▶ [Structured figure records]:
+++

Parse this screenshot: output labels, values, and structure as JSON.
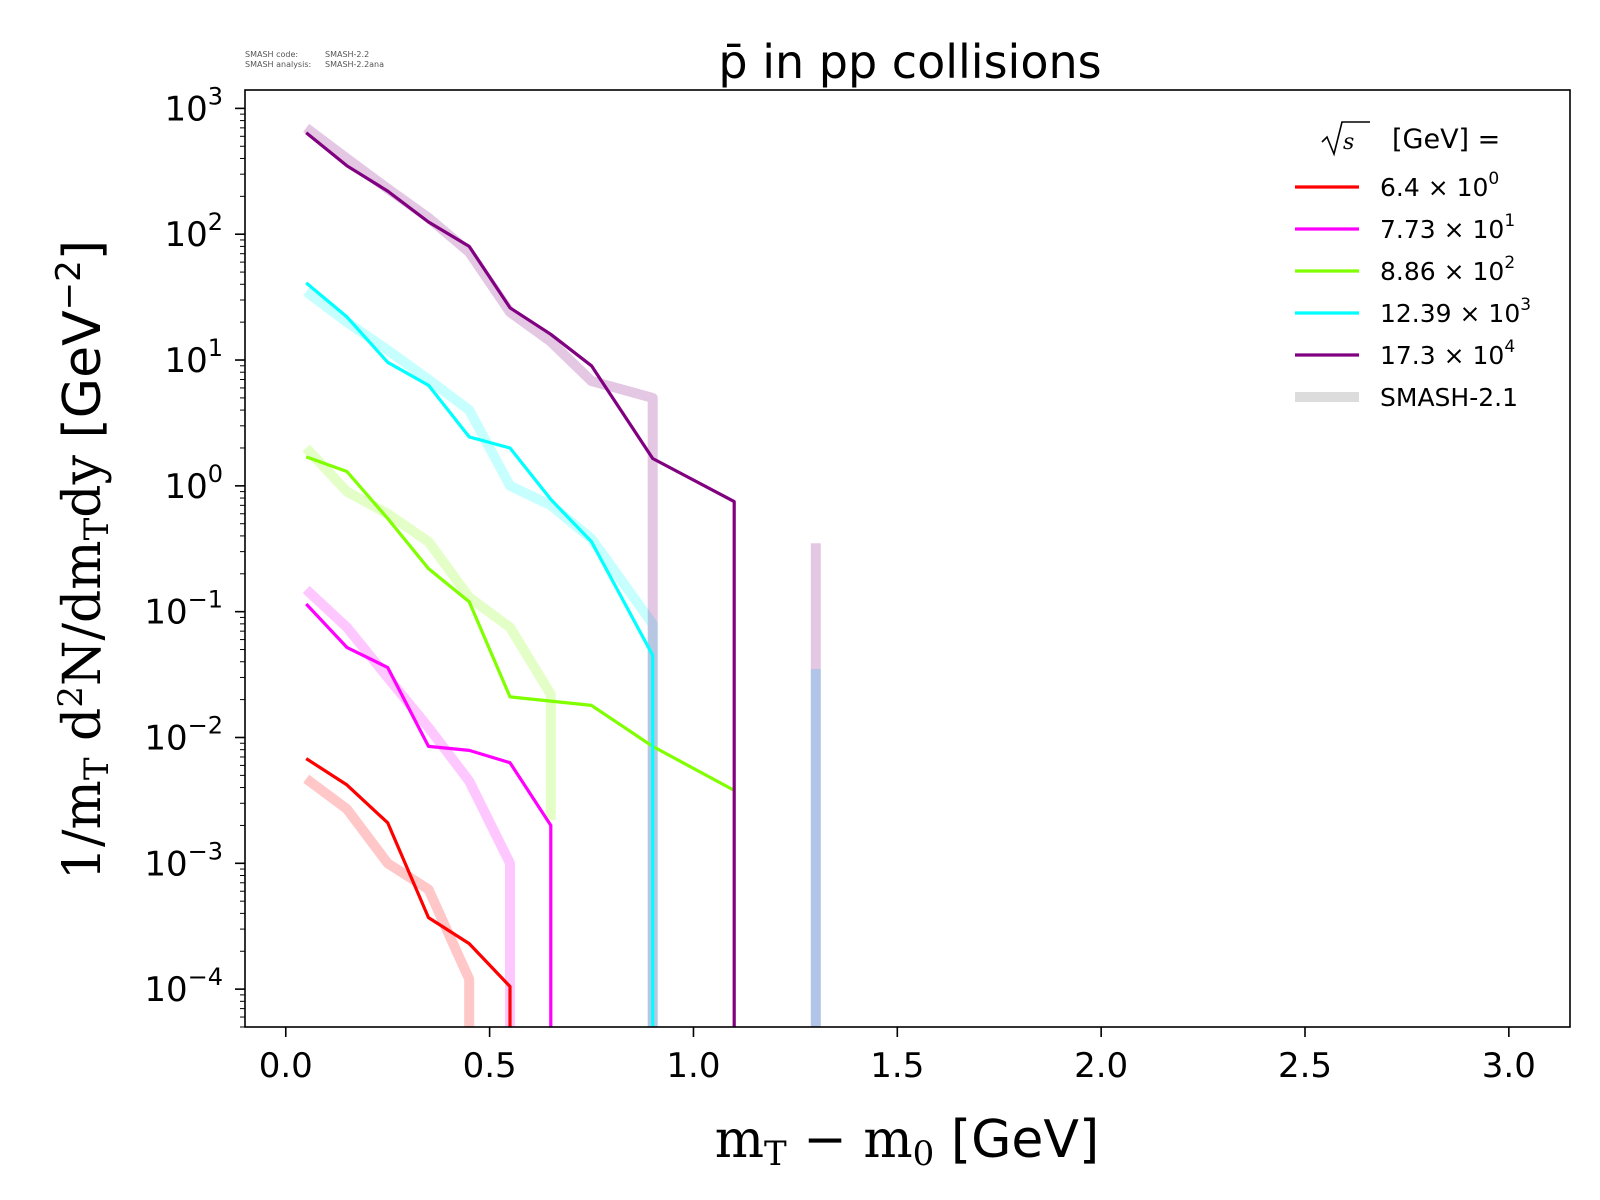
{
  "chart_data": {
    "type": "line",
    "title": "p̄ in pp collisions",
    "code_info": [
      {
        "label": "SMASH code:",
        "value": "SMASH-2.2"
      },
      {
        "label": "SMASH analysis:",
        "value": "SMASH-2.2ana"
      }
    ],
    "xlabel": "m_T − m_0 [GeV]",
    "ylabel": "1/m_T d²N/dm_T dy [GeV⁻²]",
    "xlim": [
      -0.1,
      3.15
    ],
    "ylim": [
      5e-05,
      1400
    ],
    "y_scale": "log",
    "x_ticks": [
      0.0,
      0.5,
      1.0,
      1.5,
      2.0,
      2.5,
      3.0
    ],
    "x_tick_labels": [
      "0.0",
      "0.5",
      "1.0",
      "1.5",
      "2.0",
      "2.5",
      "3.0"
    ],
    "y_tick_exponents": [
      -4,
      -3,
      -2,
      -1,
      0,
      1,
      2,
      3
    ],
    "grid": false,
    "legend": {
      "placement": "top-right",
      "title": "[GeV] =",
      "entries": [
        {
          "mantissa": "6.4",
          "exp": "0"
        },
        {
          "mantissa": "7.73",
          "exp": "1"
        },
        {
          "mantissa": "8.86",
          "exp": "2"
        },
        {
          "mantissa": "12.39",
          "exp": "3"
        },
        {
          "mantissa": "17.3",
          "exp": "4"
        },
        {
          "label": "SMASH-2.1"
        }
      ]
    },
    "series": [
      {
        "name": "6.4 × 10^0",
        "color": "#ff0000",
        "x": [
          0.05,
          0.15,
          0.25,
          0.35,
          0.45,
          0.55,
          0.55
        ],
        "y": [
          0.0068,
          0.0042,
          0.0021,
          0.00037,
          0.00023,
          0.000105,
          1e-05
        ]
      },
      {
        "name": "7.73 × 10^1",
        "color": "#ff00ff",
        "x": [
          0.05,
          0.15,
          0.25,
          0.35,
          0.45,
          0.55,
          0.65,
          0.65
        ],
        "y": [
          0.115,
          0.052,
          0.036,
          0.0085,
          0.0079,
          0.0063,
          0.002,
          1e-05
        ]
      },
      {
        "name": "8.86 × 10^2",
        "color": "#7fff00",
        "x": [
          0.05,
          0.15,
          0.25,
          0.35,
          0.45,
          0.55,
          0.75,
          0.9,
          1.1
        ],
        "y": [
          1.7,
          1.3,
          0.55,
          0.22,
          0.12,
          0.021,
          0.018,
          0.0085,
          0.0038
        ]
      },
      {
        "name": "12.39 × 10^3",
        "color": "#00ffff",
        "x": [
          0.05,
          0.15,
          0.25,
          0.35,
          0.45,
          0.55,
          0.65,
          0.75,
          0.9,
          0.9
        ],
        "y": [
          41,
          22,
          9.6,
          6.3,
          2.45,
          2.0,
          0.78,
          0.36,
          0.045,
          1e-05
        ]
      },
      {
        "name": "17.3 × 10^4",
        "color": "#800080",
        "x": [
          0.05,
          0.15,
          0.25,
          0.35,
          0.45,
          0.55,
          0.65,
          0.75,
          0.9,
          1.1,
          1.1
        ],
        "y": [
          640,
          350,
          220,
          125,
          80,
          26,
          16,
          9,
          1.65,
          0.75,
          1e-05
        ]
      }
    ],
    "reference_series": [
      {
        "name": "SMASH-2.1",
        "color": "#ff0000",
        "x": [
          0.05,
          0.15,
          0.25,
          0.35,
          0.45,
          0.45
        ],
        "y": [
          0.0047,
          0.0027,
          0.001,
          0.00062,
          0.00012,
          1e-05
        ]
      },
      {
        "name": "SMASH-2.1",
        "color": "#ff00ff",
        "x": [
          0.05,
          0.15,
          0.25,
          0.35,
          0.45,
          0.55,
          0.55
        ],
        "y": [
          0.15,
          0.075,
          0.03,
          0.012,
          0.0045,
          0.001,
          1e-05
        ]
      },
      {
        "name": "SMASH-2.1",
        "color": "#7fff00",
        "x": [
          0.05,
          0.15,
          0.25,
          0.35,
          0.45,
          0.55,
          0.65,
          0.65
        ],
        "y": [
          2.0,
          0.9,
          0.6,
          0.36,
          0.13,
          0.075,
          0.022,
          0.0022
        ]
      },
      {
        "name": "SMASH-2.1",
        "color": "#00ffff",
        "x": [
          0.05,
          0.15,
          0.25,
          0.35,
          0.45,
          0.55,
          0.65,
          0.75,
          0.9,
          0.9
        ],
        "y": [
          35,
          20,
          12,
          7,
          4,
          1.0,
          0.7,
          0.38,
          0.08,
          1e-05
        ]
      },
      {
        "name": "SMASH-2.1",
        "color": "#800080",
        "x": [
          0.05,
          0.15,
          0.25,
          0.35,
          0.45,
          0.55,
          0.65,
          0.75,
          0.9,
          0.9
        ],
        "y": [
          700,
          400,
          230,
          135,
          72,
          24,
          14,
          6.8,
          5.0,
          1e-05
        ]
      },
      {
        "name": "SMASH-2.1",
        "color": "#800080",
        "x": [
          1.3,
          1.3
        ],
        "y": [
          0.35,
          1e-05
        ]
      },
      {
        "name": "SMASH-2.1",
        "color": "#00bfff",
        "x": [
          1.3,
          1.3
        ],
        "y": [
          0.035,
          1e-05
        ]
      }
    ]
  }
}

+++

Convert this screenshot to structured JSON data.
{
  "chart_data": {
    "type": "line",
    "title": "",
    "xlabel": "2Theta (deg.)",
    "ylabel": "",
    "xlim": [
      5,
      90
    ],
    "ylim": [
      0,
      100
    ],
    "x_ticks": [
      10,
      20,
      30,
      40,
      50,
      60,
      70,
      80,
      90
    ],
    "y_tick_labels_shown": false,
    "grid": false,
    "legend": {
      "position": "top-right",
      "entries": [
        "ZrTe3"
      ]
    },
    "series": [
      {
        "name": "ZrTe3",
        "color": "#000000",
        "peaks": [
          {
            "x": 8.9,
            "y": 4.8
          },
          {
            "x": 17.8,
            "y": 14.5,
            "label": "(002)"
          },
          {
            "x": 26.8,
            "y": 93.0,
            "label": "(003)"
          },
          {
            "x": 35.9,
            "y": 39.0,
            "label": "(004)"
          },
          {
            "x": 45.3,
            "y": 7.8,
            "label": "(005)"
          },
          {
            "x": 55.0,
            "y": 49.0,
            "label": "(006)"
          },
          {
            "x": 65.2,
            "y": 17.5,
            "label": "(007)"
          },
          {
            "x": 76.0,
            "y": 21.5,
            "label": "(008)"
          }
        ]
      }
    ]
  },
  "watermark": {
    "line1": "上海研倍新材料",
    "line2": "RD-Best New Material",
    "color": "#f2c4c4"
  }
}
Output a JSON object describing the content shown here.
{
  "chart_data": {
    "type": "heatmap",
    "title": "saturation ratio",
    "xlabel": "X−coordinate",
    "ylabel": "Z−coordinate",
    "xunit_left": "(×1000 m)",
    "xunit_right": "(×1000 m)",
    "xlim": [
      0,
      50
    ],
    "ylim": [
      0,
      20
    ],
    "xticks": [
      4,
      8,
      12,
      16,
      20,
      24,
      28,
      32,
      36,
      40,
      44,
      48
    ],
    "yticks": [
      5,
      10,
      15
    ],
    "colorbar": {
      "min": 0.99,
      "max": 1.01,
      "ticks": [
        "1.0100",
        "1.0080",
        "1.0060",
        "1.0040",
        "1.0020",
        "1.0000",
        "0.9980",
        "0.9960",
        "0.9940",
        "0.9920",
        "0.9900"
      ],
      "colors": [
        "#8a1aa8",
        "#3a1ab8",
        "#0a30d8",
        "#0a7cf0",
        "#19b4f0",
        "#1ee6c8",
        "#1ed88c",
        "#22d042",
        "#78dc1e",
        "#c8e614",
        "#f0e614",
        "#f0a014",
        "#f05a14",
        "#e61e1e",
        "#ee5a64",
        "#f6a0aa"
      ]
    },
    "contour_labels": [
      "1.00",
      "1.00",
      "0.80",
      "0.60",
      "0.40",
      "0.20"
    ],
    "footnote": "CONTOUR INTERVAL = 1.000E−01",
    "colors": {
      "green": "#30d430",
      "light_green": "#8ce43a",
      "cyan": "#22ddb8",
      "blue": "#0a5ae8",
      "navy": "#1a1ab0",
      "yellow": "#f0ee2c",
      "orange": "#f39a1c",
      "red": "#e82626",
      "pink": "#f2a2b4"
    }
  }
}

+++

Select every line above that contains the word "mantissa", and copy it.

▶ [COMPLETE OUTPUT]:
          "mantissa": "6.4",
          "mantissa": "7.73",
          "mantissa": "8.86",
          "mantissa": "12.39",
          "mantissa": "17.3",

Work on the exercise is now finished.